WRITTEN PROBLEM: Print all of the data exactly.
________
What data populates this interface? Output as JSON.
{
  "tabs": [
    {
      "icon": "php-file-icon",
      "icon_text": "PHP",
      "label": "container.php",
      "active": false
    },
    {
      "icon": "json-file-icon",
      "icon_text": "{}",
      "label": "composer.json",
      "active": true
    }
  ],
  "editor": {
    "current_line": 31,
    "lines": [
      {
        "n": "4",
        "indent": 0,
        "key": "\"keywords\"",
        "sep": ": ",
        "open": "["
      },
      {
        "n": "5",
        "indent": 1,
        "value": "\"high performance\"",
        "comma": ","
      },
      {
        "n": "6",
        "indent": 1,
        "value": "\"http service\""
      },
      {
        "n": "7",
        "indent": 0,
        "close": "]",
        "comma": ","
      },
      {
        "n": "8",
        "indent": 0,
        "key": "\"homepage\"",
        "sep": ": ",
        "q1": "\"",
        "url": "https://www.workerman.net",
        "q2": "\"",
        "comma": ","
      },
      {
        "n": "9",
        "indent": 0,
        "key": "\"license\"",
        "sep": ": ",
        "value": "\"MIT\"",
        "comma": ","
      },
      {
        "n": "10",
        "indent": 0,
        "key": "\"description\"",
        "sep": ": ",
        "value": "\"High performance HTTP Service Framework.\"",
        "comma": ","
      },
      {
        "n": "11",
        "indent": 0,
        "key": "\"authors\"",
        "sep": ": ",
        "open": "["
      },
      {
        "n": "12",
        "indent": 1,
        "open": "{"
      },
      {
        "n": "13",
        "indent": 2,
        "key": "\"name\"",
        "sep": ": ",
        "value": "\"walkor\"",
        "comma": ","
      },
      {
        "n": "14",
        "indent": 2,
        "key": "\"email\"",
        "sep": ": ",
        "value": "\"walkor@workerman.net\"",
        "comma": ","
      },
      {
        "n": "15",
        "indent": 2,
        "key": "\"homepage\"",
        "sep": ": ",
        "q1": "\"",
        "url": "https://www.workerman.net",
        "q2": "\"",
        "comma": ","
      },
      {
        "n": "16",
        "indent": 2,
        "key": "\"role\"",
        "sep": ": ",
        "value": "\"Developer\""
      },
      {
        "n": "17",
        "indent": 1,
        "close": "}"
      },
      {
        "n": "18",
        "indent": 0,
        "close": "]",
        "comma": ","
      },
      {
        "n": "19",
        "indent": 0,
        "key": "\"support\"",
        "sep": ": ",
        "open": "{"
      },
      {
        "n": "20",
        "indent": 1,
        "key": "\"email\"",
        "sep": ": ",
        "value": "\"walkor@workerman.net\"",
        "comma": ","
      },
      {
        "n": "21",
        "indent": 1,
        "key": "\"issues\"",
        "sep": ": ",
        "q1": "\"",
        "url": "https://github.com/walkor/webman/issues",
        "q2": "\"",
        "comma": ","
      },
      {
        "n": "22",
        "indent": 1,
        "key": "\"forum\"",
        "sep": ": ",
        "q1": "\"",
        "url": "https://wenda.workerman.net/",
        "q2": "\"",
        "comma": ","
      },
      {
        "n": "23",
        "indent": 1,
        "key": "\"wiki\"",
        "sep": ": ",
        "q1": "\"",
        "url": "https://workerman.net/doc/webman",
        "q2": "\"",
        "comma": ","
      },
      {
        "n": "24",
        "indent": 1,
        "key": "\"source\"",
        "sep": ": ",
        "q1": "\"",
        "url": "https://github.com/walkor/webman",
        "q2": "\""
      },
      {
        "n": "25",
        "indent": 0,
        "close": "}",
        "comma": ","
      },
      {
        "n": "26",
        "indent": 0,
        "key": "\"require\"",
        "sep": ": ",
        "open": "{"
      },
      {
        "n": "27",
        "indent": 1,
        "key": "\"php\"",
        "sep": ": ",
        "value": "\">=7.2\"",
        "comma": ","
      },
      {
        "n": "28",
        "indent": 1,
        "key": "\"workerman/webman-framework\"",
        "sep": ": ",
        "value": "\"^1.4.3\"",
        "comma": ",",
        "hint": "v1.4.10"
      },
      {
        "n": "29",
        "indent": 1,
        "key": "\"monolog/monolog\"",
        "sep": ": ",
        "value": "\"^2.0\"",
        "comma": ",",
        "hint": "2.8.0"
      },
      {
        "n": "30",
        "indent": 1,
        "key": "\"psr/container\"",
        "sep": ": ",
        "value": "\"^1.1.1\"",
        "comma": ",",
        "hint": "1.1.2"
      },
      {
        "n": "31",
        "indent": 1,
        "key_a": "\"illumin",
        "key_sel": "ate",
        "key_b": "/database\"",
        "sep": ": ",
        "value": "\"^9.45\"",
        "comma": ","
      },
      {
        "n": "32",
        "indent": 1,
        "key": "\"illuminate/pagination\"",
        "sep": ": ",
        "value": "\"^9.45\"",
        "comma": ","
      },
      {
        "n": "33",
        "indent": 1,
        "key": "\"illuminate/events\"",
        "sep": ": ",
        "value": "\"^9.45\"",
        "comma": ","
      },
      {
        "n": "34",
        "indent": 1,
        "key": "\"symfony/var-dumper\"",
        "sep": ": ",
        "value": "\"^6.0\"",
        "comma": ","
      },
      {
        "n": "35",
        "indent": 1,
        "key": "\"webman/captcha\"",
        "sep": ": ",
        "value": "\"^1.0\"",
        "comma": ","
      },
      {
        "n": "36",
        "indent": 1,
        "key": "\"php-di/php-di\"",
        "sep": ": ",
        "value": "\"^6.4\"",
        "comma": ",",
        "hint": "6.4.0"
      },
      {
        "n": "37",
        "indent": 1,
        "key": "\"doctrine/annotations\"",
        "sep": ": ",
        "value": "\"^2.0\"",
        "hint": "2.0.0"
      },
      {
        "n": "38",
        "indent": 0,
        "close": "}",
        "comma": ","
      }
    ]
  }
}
________
COMPLETE RESPONSE:
What data populates this interface? Output as JSON.
{
  "tabs": [
    {
      "icon": "php-file-icon",
      "icon_text": "PHP",
      "label": "container.php",
      "active": false
    },
    {
      "icon": "json-file-icon",
      "icon_text": "{}",
      "label": "composer.json",
      "active": true
    }
  ],
  "editor": {
    "current_line": 31,
    "lines": [
      {
        "n": "4",
        "indent": 0,
        "key": "\"keywords\"",
        "sep": ": ",
        "open": "["
      },
      {
        "n": "5",
        "indent": 1,
        "value": "\"high performance\"",
        "comma": ","
      },
      {
        "n": "6",
        "indent": 1,
        "value": "\"http service\""
      },
      {
        "n": "7",
        "indent": 0,
        "close": "]",
        "comma": ","
      },
      {
        "n": "8",
        "indent": 0,
        "key": "\"homepage\"",
        "sep": ": ",
        "q1": "\"",
        "url": "https://www.workerman.net",
        "q2": "\"",
        "comma": ","
      },
      {
        "n": "9",
        "indent": 0,
        "key": "\"license\"",
        "sep": ": ",
        "value": "\"MIT\"",
        "comma": ","
      },
      {
        "n": "10",
        "indent": 0,
        "key": "\"description\"",
        "sep": ": ",
        "value": "\"High performance HTTP Service Framework.\"",
        "comma": ","
      },
      {
        "n": "11",
        "indent": 0,
        "key": "\"authors\"",
        "sep": ": ",
        "open": "["
      },
      {
        "n": "12",
        "indent": 1,
        "open": "{"
      },
      {
        "n": "13",
        "indent": 2,
        "key": "\"name\"",
        "sep": ": ",
        "value": "\"walkor\"",
        "comma": ","
      },
      {
        "n": "14",
        "indent": 2,
        "key": "\"email\"",
        "sep": ": ",
        "value": "\"walkor@workerman.net\"",
        "comma": ","
      },
      {
        "n": "15",
        "indent": 2,
        "key": "\"homepage\"",
        "sep": ": ",
        "q1": "\"",
        "url": "https://www.workerman.net",
        "q2": "\"",
        "comma": ","
      },
      {
        "n": "16",
        "indent": 2,
        "key": "\"role\"",
        "sep": ": ",
        "value": "\"Developer\""
      },
      {
        "n": "17",
        "indent": 1,
        "close": "}"
      },
      {
        "n": "18",
        "indent": 0,
        "close": "]",
        "comma": ","
      },
      {
        "n": "19",
        "indent": 0,
        "key": "\"support\"",
        "sep": ": ",
        "open": "{"
      },
      {
        "n": "20",
        "indent": 1,
        "key": "\"email\"",
        "sep": ": ",
        "value": "\"walkor@workerman.net\"",
        "comma": ","
      },
      {
        "n": "21",
        "indent": 1,
        "key": "\"issues\"",
        "sep": ": ",
        "q1": "\"",
        "url": "https://github.com/walkor/webman/issues",
        "q2": "\"",
        "comma": ","
      },
      {
        "n": "22",
        "indent": 1,
        "key": "\"forum\"",
        "sep": ": ",
        "q1": "\"",
        "url": "https://wenda.workerman.net/",
        "q2": "\"",
        "comma": ","
      },
      {
        "n": "23",
        "indent": 1,
        "key": "\"wiki\"",
        "sep": ": ",
        "q1": "\"",
        "url": "https://workerman.net/doc/webman",
        "q2": "\"",
        "comma": ","
      },
      {
        "n": "24",
        "indent": 1,
        "key": "\"source\"",
        "sep": ": ",
        "q1": "\"",
        "url": "https://github.com/walkor/webman",
        "q2": "\""
      },
      {
        "n": "25",
        "indent": 0,
        "close": "}",
        "comma": ","
      },
      {
        "n": "26",
        "indent": 0,
        "key": "\"require\"",
        "sep": ": ",
        "open": "{"
      },
      {
        "n": "27",
        "indent": 1,
        "key": "\"php\"",
        "sep": ": ",
        "value": "\">=7.2\"",
        "comma": ","
      },
      {
        "n": "28",
        "indent": 1,
        "key": "\"workerman/webman-framework\"",
        "sep": ": ",
        "value": "\"^1.4.3\"",
        "comma": ",",
        "hint": "v1.4.10"
      },
      {
        "n": "29",
        "indent": 1,
        "key": "\"monolog/monolog\"",
        "sep": ": ",
        "value": "\"^2.0\"",
        "comma": ",",
        "hint": "2.8.0"
      },
      {
        "n": "30",
        "indent": 1,
        "key": "\"psr/container\"",
        "sep": ": ",
        "value": "\"^1.1.1\"",
        "comma": ",",
        "hint": "1.1.2"
      },
      {
        "n": "31",
        "indent": 1,
        "key_a": "\"illumin",
        "key_sel": "ate",
        "key_b": "/database\"",
        "sep": ": ",
        "value": "\"^9.45\"",
        "comma": ","
      },
      {
        "n": "32",
        "indent": 1,
        "key": "\"illuminate/pagination\"",
        "sep": ": ",
        "value": "\"^9.45\"",
        "comma": ","
      },
      {
        "n": "33",
        "indent": 1,
        "key": "\"illuminate/events\"",
        "sep": ": ",
        "value": "\"^9.45\"",
        "comma": ","
      },
      {
        "n": "34",
        "indent": 1,
        "key": "\"symfony/var-dumper\"",
        "sep": ": ",
        "value": "\"^6.0\"",
        "comma": ","
      },
      {
        "n": "35",
        "indent": 1,
        "key": "\"webman/captcha\"",
        "sep": ": ",
        "value": "\"^1.0\"",
        "comma": ","
      },
      {
        "n": "36",
        "indent": 1,
        "key": "\"php-di/php-di\"",
        "sep": ": ",
        "value": "\"^6.4\"",
        "comma": ",",
        "hint": "6.4.0"
      },
      {
        "n": "37",
        "indent": 1,
        "key": "\"doctrine/annotations\"",
        "sep": ": ",
        "value": "\"^2.0\"",
        "hint": "2.0.0"
      },
      {
        "n": "38",
        "indent": 0,
        "close": "}",
        "comma": ","
      }
    ]
  }
}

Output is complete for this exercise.